▸ Task statement
Look through the listing for the word "unit". Copy each line that has it.

___ The input ___

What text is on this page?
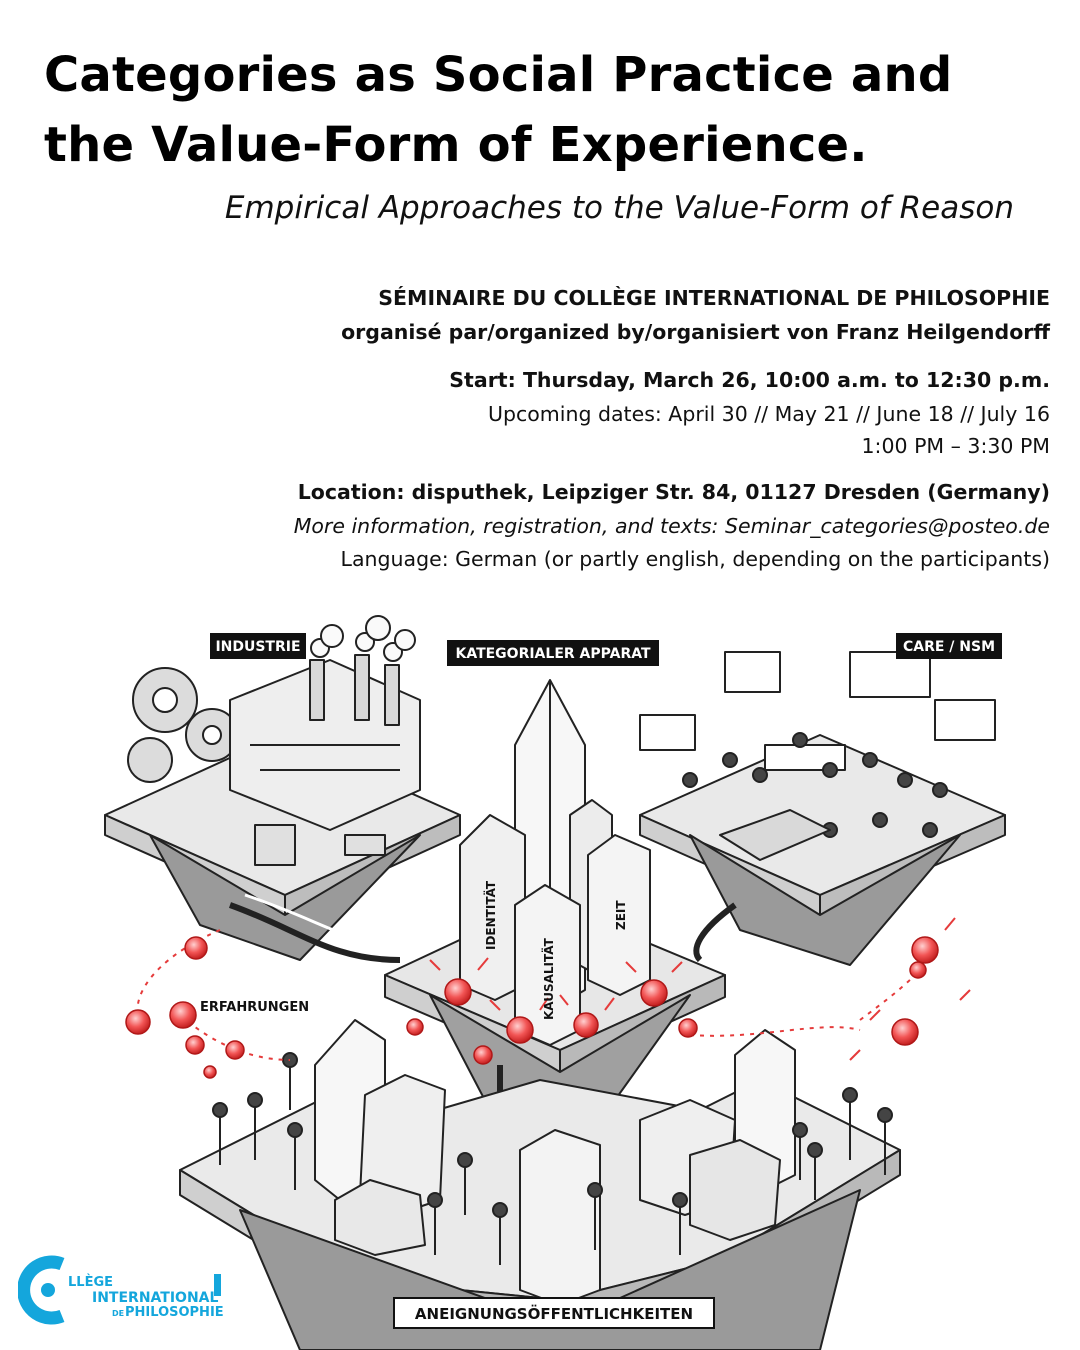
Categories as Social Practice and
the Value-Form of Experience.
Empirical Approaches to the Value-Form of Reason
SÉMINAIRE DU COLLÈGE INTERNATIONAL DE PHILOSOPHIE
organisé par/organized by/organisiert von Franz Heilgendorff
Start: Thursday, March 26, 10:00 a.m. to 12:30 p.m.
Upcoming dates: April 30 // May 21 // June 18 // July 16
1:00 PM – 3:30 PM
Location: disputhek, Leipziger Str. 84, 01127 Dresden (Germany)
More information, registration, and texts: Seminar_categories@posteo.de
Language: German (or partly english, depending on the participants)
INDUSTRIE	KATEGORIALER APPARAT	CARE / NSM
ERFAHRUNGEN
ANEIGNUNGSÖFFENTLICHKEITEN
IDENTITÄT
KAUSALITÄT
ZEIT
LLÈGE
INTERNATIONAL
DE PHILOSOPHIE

___
___ The input ___

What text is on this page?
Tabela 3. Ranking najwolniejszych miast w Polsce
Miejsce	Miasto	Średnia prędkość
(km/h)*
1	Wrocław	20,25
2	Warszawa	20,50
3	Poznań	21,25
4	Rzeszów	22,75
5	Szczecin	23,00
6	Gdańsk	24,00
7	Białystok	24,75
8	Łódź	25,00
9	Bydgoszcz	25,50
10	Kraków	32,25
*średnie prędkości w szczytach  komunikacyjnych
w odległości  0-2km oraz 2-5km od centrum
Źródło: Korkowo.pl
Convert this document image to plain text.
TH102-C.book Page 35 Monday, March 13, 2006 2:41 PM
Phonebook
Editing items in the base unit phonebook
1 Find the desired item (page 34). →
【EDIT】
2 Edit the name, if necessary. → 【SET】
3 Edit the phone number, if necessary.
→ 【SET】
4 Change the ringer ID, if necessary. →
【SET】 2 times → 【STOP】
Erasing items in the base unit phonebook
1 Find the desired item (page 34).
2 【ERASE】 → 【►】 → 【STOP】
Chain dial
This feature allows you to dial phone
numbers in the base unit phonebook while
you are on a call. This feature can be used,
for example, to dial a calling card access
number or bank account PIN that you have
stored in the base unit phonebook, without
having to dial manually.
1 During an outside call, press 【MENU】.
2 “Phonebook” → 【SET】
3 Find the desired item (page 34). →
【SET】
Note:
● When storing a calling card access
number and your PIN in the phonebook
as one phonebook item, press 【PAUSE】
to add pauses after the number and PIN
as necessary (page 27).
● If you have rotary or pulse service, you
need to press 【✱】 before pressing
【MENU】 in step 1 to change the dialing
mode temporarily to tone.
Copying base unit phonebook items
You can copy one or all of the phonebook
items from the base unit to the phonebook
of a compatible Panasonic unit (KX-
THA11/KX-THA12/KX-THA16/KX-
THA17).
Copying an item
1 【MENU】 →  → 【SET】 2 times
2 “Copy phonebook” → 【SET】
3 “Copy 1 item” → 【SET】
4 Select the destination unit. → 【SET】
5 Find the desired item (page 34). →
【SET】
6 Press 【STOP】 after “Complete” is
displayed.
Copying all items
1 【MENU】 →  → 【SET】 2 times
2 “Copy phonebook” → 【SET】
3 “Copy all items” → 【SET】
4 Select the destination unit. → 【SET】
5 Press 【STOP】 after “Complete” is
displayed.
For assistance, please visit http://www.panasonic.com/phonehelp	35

___

▸ Output
Editing items in the base unit phonebook
Erasing items in the base unit phonebook
numbers in the base unit phonebook while
stored in the base unit phonebook, without
Copying base unit phonebook items
items from the base unit to the phonebook
of a compatible Panasonic unit (KX-
4 Select the destination unit. → 【SET】
4 Select the destination unit. → 【SET】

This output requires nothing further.